## [WHAT TO DO]
Exact reproduction is required for all entries.

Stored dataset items

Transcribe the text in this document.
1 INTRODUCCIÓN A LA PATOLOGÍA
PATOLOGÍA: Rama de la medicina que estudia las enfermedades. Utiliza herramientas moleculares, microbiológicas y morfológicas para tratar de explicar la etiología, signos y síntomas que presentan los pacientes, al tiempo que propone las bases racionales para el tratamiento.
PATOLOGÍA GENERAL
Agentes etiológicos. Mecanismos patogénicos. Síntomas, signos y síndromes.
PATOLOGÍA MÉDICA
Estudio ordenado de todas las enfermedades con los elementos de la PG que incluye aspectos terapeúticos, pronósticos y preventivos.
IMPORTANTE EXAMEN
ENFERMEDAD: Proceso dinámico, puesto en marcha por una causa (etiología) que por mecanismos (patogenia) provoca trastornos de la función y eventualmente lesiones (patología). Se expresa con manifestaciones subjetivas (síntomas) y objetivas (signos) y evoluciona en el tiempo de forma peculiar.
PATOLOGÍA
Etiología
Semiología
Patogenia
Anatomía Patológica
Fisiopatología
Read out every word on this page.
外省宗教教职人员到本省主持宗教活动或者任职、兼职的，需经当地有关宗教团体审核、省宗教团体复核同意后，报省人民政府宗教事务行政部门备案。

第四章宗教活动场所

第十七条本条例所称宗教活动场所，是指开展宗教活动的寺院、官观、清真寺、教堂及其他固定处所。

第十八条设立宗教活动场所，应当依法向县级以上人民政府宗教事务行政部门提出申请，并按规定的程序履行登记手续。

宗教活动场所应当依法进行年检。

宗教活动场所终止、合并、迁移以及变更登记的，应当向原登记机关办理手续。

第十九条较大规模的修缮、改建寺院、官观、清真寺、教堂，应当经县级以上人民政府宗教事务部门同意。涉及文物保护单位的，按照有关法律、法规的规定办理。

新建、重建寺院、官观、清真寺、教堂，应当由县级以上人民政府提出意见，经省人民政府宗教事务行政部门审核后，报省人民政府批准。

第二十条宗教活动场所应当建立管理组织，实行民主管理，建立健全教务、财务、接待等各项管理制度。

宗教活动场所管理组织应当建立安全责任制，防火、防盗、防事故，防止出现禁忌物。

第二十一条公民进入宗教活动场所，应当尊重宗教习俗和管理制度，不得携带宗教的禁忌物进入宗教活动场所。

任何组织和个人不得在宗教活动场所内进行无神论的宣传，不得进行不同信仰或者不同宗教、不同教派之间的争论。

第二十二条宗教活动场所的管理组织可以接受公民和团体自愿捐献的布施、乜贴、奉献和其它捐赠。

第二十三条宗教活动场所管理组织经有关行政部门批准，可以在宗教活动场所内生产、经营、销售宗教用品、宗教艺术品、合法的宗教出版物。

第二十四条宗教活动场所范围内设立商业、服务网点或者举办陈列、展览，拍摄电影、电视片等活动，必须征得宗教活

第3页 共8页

## [FINISHED ANSWER]
Transcribe the text in this document.
1 INTRODUCCIÓN A LA PATOLOGÍA
PATOLOGÍA: Rama de la medicina que estudia las enfermedades. Utiliza herramientas moleculares, microbiológicas y morfológicas para tratar de explicar la etiología, signos y síntomas que presentan los pacientes, al tiempo que propone las bases racionales para el tratamiento.
PATOLOGÍA GENERAL
Agentes etiológicos. Mecanismos patogénicos. Síntomas, signos y síndromes.
PATOLOGÍA MÉDICA
Estudio ordenado de todas las enfermedades con los elementos de la PG que incluye aspectos terapeúticos, pronósticos y preventivos.
IMPORTANTE EXAMEN
ENFERMEDAD: Proceso dinámico, puesto en marcha por una causa (etiología) que por mecanismos (patogenia) provoca trastornos de la función y eventualmente lesiones (patología). Se expresa con manifestaciones subjetivas (síntomas) y objetivas (signos) y evoluciona en el tiempo de forma peculiar.
PATOLOGÍA
Etiología
Semiología
Patogenia
Anatomía Patológica
Fisiopatología
Read out every word on this page.
外省宗教教职人员到本省主持宗教活动或者任职、兼职的，需经当地有关宗教团体审核、省宗教团体复核同意后，报省人民政府宗教事务行政部门备案。

第四章宗教活动场所

第十七条本条例所称宗教活动场所，是指开展宗教活动的寺院、官观、清真寺、教堂及其他固定处所。

第十八条设立宗教活动场所，应当依法向县级以上人民政府宗教事务行政部门提出申请，并按规定的程序履行登记手续。

宗教活动场所应当依法进行年检。

宗教活动场所终止、合并、迁移以及变更登记的，应当向原登记机关办理手续。

第十九条较大规模的修缮、改建寺院、官观、清真寺、教堂，应当经县级以上人民政府宗教事务部门同意。涉及文物保护单位的，按照有关法律、法规的规定办理。

新建、重建寺院、官观、清真寺、教堂，应当由县级以上人民政府提出意见，经省人民政府宗教事务行政部门审核后，报省人民政府批准。

第二十条宗教活动场所应当建立管理组织，实行民主管理，建立健全教务、财务、接待等各项管理制度。

宗教活动场所管理组织应当建立安全责任制，防火、防盗、防事故，防止出现禁忌物。

第二十一条公民进入宗教活动场所，应当尊重宗教习俗和管理制度，不得携带宗教的禁忌物进入宗教活动场所。

任何组织和个人不得在宗教活动场所内进行无神论的宣传，不得进行不同信仰或者不同宗教、不同教派之间的争论。

第二十二条宗教活动场所的管理组织可以接受公民和团体自愿捐献的布施、乜贴、奉献和其它捐赠。

第二十三条宗教活动场所管理组织经有关行政部门批准，可以在宗教活动场所内生产、经营、销售宗教用品、宗教艺术品、合法的宗教出版物。

第二十四条宗教活动场所范围内设立商业、服务网点或者举办陈列、展览，拍摄电影、电视片等活动，必须征得宗教活

第3页 共8页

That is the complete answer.